What you will do: Report how many lines contain "DESKTOP". The answer is a single number.

******

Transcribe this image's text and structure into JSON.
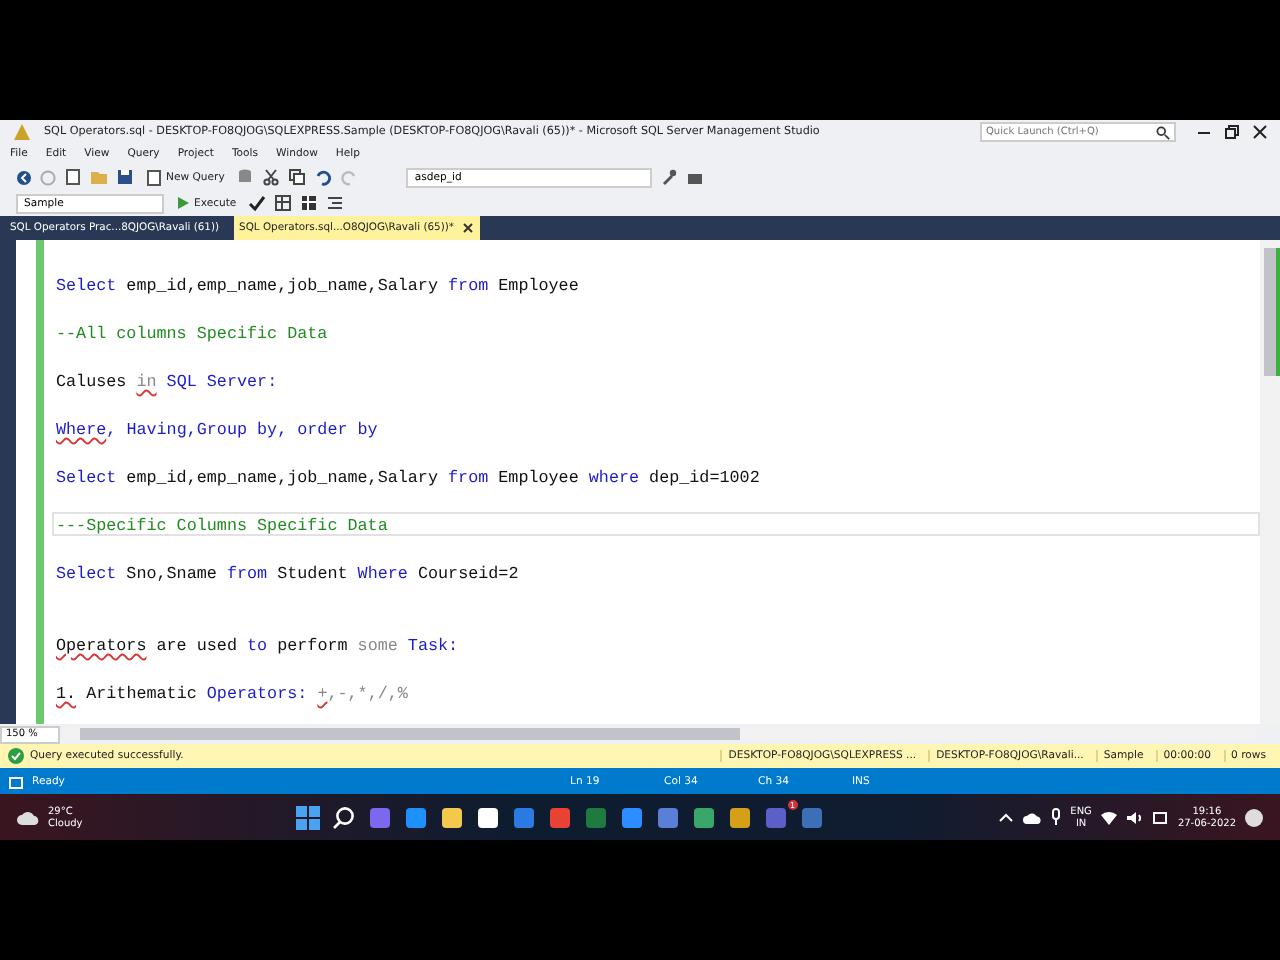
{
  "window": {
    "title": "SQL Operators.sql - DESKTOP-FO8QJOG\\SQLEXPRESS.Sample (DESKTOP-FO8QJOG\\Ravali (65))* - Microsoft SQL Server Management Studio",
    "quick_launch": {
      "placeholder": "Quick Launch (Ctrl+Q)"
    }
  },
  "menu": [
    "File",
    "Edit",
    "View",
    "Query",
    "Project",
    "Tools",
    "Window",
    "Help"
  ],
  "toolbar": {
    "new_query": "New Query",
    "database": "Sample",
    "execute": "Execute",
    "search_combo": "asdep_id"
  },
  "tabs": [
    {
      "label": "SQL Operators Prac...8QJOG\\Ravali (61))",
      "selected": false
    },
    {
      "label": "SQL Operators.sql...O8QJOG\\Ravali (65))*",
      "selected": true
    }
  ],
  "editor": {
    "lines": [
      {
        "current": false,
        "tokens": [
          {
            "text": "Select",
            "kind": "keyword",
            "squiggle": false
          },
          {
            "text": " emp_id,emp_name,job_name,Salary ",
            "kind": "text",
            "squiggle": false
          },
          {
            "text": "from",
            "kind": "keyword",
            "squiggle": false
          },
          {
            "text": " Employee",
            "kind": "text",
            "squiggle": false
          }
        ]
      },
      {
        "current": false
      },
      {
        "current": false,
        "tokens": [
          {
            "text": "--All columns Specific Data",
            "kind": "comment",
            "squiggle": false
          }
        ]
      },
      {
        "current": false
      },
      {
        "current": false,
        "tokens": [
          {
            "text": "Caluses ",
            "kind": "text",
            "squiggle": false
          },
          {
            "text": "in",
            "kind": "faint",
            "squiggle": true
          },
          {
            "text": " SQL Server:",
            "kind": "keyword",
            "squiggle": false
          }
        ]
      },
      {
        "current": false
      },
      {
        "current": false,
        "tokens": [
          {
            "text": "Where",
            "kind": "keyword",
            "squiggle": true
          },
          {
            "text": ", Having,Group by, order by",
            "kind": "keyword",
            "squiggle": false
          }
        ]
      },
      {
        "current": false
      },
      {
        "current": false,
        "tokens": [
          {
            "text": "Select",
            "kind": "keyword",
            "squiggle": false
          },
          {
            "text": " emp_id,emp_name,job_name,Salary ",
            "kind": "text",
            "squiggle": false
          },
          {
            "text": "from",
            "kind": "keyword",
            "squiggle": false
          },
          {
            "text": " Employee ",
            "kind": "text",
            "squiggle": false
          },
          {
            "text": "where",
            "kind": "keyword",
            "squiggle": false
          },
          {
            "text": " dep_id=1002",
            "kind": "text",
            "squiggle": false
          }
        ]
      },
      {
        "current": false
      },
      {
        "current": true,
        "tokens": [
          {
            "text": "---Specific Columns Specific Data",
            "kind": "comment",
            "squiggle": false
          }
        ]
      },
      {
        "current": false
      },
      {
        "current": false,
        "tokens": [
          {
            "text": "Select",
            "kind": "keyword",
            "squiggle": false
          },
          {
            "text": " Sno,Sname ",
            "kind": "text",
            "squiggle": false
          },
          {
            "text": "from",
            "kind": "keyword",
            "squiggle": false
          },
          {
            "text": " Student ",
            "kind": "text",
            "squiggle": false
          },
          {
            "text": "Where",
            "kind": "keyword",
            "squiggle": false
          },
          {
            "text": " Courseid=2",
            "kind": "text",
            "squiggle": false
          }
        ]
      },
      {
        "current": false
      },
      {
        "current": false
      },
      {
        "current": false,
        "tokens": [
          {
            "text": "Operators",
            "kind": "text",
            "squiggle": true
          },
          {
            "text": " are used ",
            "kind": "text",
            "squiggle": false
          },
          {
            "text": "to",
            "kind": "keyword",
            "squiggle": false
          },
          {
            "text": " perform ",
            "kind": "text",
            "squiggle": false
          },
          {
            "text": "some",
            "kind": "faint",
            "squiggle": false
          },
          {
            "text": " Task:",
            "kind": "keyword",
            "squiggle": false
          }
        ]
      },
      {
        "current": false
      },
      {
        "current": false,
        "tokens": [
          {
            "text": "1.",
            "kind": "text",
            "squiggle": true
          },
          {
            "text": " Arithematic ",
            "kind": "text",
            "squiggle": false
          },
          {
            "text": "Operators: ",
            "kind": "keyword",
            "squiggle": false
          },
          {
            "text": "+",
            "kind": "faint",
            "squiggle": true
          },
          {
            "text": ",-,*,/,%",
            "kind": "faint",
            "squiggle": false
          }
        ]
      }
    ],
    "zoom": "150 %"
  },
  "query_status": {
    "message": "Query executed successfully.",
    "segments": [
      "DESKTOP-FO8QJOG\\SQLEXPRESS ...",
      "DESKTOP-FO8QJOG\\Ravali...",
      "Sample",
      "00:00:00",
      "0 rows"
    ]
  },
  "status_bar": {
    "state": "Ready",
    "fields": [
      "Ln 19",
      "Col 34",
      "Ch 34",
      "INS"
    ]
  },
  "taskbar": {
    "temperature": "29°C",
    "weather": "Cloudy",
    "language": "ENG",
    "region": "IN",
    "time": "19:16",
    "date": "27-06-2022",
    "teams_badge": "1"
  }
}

******

Complete output: 3